WHAT IS BEING ASKED
Copy every line of the records below word for word, with no changes.

Dataset entries
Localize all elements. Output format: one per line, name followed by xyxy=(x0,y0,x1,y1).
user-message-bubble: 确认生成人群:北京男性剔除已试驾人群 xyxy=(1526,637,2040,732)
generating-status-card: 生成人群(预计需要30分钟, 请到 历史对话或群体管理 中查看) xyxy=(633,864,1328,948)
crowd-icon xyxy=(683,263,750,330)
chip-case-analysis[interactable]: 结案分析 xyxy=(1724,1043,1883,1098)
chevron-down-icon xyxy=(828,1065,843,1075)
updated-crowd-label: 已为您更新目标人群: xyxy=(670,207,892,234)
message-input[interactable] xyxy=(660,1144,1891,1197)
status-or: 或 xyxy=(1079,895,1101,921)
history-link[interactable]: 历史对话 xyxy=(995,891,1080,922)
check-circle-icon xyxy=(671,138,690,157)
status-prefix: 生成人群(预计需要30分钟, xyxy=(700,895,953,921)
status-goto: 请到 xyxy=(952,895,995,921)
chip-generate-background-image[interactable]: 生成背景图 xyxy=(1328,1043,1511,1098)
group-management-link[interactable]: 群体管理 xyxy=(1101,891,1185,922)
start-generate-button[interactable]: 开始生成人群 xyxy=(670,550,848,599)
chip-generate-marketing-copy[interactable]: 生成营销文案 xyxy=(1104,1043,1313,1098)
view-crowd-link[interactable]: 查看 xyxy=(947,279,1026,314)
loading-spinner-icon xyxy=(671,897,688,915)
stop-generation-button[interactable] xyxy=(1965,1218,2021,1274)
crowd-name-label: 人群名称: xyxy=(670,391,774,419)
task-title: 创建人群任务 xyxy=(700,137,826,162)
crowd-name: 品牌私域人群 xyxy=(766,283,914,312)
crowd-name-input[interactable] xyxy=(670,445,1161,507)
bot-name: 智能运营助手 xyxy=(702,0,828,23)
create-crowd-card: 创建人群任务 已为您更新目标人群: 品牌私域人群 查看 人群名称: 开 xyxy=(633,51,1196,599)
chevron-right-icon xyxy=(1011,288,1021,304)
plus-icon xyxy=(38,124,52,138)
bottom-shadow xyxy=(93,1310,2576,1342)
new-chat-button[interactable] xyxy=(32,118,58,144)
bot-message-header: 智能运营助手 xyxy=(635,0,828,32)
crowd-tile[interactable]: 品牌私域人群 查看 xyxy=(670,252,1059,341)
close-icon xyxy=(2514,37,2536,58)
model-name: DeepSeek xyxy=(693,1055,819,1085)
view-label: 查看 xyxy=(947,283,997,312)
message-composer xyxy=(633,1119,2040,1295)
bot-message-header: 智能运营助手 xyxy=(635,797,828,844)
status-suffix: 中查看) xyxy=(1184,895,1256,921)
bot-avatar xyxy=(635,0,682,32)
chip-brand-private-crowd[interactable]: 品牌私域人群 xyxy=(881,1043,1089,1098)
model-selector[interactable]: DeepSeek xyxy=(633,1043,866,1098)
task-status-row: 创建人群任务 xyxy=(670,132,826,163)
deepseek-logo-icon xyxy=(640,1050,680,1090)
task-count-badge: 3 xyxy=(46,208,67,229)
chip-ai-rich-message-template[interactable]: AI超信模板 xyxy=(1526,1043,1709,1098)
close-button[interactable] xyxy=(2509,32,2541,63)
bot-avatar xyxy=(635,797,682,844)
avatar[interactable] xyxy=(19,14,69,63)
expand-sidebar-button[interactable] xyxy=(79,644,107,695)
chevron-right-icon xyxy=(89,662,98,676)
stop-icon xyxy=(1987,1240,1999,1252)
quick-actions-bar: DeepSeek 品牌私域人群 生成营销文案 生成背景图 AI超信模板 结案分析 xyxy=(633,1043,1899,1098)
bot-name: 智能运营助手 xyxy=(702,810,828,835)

RESULT FOR THIS TASK
Localize all elements. Output format: one per line, name followed by xyxy=(x0,y0,x1,y1).
user-message-bubble: 确认生成人群:北京男性剔除已试驾人群 xyxy=(1526,637,2040,732)
generating-status-card: 生成人群(预计需要30分钟, 请到 历史对话或群体管理 中查看) xyxy=(633,864,1328,948)
crowd-icon xyxy=(683,263,750,330)
chip-case-analysis[interactable]: 结案分析 xyxy=(1724,1043,1883,1098)
chevron-down-icon xyxy=(828,1065,843,1075)
updated-crowd-label: 已为您更新目标人群: xyxy=(670,207,892,234)
message-input[interactable] xyxy=(660,1144,1891,1197)
status-or: 或 xyxy=(1079,895,1101,921)
history-link[interactable]: 历史对话 xyxy=(995,891,1080,922)
check-circle-icon xyxy=(671,138,690,157)
status-prefix: 生成人群(预计需要30分钟, xyxy=(700,895,953,921)
status-goto: 请到 xyxy=(952,895,995,921)
chip-generate-background-image[interactable]: 生成背景图 xyxy=(1328,1043,1511,1098)
group-management-link[interactable]: 群体管理 xyxy=(1101,891,1185,922)
start-generate-button[interactable]: 开始生成人群 xyxy=(670,550,848,599)
chip-generate-marketing-copy[interactable]: 生成营销文案 xyxy=(1104,1043,1313,1098)
view-crowd-link[interactable]: 查看 xyxy=(947,279,1026,314)
loading-spinner-icon xyxy=(671,897,688,915)
stop-generation-button[interactable] xyxy=(1965,1218,2021,1274)
crowd-name-label: 人群名称: xyxy=(670,391,774,419)
task-title: 创建人群任务 xyxy=(700,137,826,162)
crowd-name: 品牌私域人群 xyxy=(766,283,914,312)
crowd-name-input[interactable] xyxy=(670,445,1161,507)
bot-name: 智能运营助手 xyxy=(702,0,828,23)
create-crowd-card: 创建人群任务 已为您更新目标人群: 品牌私域人群 查看 人群名称: 开 xyxy=(633,51,1196,599)
chevron-right-icon xyxy=(1011,288,1021,304)
plus-icon xyxy=(38,124,52,138)
bottom-shadow xyxy=(93,1310,2576,1342)
new-chat-button[interactable] xyxy=(32,118,58,144)
bot-message-header: 智能运营助手 xyxy=(635,0,828,32)
crowd-tile[interactable]: 品牌私域人群 查看 xyxy=(670,252,1059,341)
close-icon xyxy=(2514,37,2536,58)
model-name: DeepSeek xyxy=(693,1055,819,1085)
view-label: 查看 xyxy=(947,283,997,312)
message-composer xyxy=(633,1119,2040,1295)
bot-message-header: 智能运营助手 xyxy=(635,797,828,844)
status-suffix: 中查看) xyxy=(1184,895,1256,921)
bot-avatar xyxy=(635,0,682,32)
chip-brand-private-crowd[interactable]: 品牌私域人群 xyxy=(881,1043,1089,1098)
model-selector[interactable]: DeepSeek xyxy=(633,1043,866,1098)
task-status-row: 创建人群任务 xyxy=(670,132,826,163)
deepseek-logo-icon xyxy=(640,1050,680,1090)
task-count-badge: 3 xyxy=(46,208,67,229)
chip-ai-rich-message-template[interactable]: AI超信模板 xyxy=(1526,1043,1709,1098)
close-button[interactable] xyxy=(2509,32,2541,63)
bot-avatar xyxy=(635,797,682,844)
avatar[interactable] xyxy=(19,14,69,63)
expand-sidebar-button[interactable] xyxy=(79,644,107,695)
chevron-right-icon xyxy=(89,662,98,676)
stop-icon xyxy=(1987,1240,1999,1252)
quick-actions-bar: DeepSeek 品牌私域人群 生成营销文案 生成背景图 AI超信模板 结案分析 xyxy=(633,1043,1899,1098)
bot-name: 智能运营助手 xyxy=(702,810,828,835)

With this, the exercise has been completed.